### Passage shown:
* BEGIN *

Phalen Lake Hmong Studies Magnet boosts student achievement in St. Paul


About five years ago, Phalen Lake Hmong Studies Magnet, which was previously Phalen Lake Elementary, responded to the needs of their high population of Hmong students and parents by introducing programming that focused on Hmong culture. Like other schools that we’ve profiled here at TCDP in the past few months, the cultural programming was chosen as a means to improve the achievement gap. At Phalen Lake, that effort has succeeded. The school’s math and reading scores have gradually increased, and the school is doing especially well for their EL learners.

The Hmong Studies program began in 2008 as a result of interest from parents and community members, according to principal Catherine Rich.

“We began our first year as a Hmong Studies magnet with professional development provided by experts from the community, “talking about different aspects of Hmong culture and the Hmong community from a variety of perspectives,” she said. The training sessions involved different stakeholders sharing what they had to offer. “You could hear a pin drop,” she said of the sessions. “It was extraordinary.”

The school pulled together a team made of largely Hmong staff, elders from the Hmong community, and experts from the University of Minnesota and Concordia.

Much of the curriculum for the school has actually been translated by staff at Phalen. Unlike French, Chinese, Spanish, or other language immersion schools, where educators can obtain curriculum from countries where the language is spoken, obtaining Hmong curriculum is a little more difficult.

Since the school began the Hmong Studies program, it also adopted a Hmong Dual Immersion program in 2011, as a means to close the achievement gap. The program began with one Dual Immersion kindergarten class the first year, with one kindergarten and one first grade dual immersion class this year, out of five classrooms for each grade.

Catherine Rich and Mary Lee Xiong

Both the dual language and the Hmong Cultural Studies program help students “move into a multicultural global world,” Rich said, and help them gain “multiple perspectives in communities.”

* END *

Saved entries
* BEGIN *

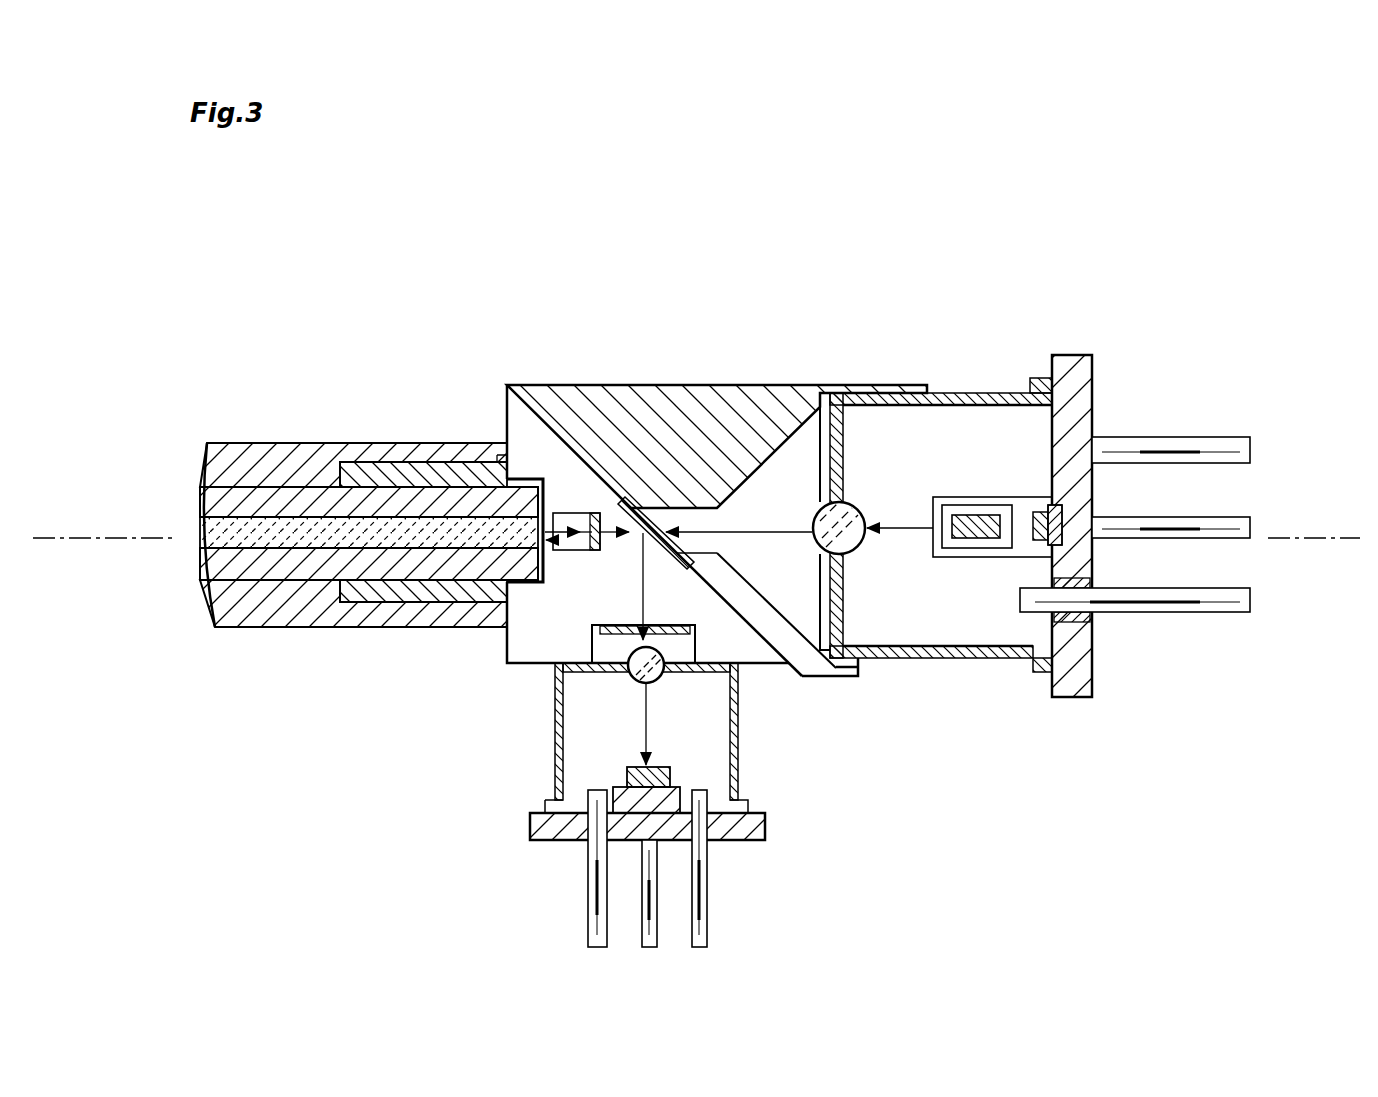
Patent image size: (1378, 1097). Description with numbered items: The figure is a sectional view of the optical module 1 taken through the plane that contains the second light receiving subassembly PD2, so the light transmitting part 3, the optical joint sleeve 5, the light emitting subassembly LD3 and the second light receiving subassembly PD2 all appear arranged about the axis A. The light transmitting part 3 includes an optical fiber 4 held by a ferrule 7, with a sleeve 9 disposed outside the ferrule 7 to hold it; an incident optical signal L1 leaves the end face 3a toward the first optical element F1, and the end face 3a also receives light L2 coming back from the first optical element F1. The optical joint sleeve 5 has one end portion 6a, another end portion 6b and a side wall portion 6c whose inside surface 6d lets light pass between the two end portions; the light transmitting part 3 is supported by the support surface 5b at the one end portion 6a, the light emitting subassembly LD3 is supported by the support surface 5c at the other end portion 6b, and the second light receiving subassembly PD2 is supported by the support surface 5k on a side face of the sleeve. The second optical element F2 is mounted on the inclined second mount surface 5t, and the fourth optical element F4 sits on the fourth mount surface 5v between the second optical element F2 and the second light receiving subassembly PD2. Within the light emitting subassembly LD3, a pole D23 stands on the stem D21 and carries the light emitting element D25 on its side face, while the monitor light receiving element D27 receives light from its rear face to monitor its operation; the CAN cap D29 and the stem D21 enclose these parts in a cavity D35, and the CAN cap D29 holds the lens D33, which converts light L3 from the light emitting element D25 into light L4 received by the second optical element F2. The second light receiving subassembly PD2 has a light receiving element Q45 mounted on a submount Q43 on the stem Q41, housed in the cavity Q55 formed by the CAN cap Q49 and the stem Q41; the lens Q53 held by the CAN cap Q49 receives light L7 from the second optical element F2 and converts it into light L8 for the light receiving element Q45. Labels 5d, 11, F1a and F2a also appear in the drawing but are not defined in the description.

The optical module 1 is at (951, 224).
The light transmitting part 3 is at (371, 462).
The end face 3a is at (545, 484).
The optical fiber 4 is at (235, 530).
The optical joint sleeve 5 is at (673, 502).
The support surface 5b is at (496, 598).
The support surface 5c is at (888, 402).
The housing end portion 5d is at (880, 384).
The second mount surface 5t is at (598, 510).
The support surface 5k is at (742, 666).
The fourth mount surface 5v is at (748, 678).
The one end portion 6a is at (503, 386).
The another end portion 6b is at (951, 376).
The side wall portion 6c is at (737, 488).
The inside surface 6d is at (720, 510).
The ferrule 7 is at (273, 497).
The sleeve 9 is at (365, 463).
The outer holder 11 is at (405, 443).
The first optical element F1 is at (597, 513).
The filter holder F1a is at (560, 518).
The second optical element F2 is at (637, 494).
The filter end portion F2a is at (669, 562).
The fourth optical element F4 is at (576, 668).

* END *

### Work to do:
1. According to the article on Phalen Lake, in what year did the school adopt its Hmong Dual Immersion program?
2. Translate this sentence from the Phalen Lake article into Spanish: "The school pulled together a team made of largely Hmong staff, elders from the Hmong community, and experts from the University of Minnesota and Concordia."

### The responses:
1. 2011

2. La escuela reunió un equipo formado en gran parte por personal hmong, ancianos de la comunidad hmong y expertos de la Universidad de Minnesota y de Concordia.